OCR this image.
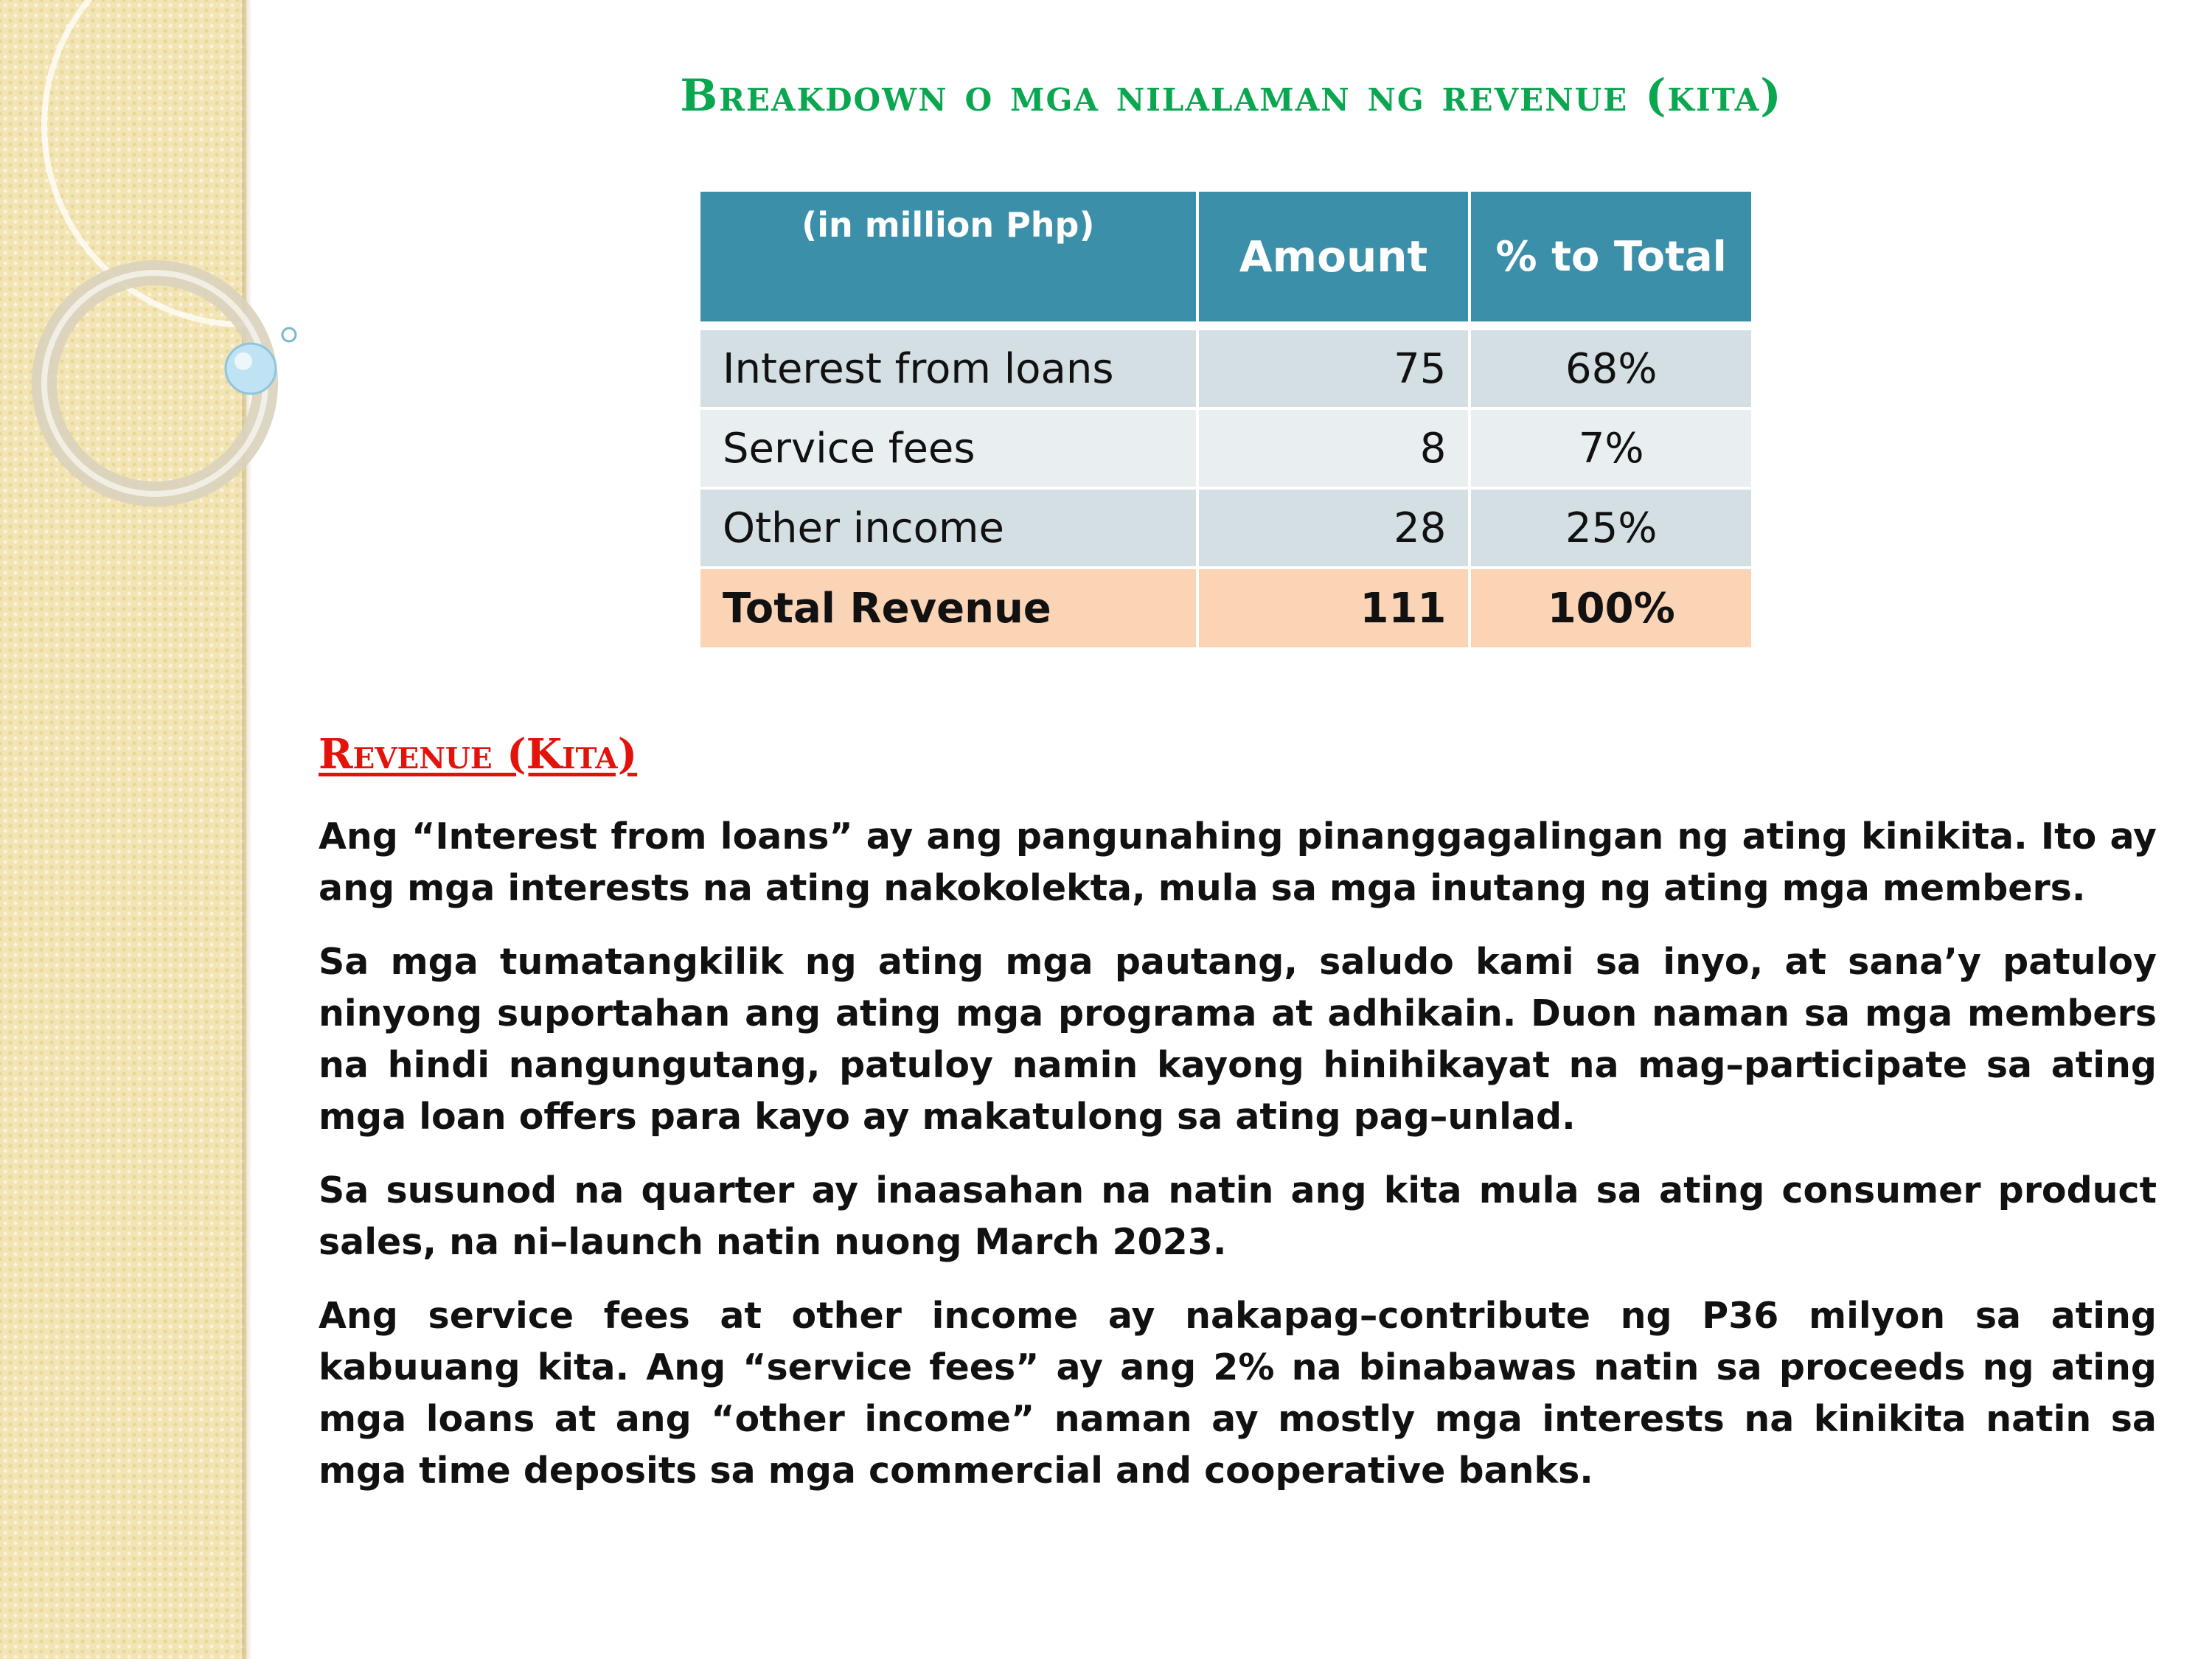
Breakdown o mga nilalaman ng revenue (kita)
(in million Php)	Amount	% to Total
Interest from loans	75	68%
Service fees	8	7%
Other income	28	25%
Total Revenue	111	100%
Revenue (Kita)

Ang “Interest from loans” ay ang pangunahing pinanggagalingan ng ating kinikita. Ito ay ang mga interests na ating nakokolekta, mula sa mga inutang ng ating mga members.

Sa mga tumatangkilik ng ating mga pautang, saludo kami sa inyo, at sana’y patuloy ninyong suportahan ang ating mga programa at adhikain. Duon naman sa mga members na hindi nangungutang, patuloy namin kayong hinihikayat na mag–participate sa ating mga loan offers para kayo ay makatulong sa ating pag–unlad.

Sa susunod na quarter ay inaasahan na natin ang kita mula sa ating consumer product sales, na ni–launch natin nuong March 2023.

Ang service fees at other income ay nakapag–contribute ng P36 milyon sa ating kabuuang kita. Ang “service fees” ay ang 2% na binabawas natin sa proceeds ng ating mga loans at ang “other income” naman ay mostly mga interests na kinikita natin sa mga time deposits sa mga commercial and cooperative banks.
◆ ◆ ◆ ◆ ◆ ◆ ◆
Your answer should be one number: the count of lines in the data above that include the word "loans".

Worked solution → 3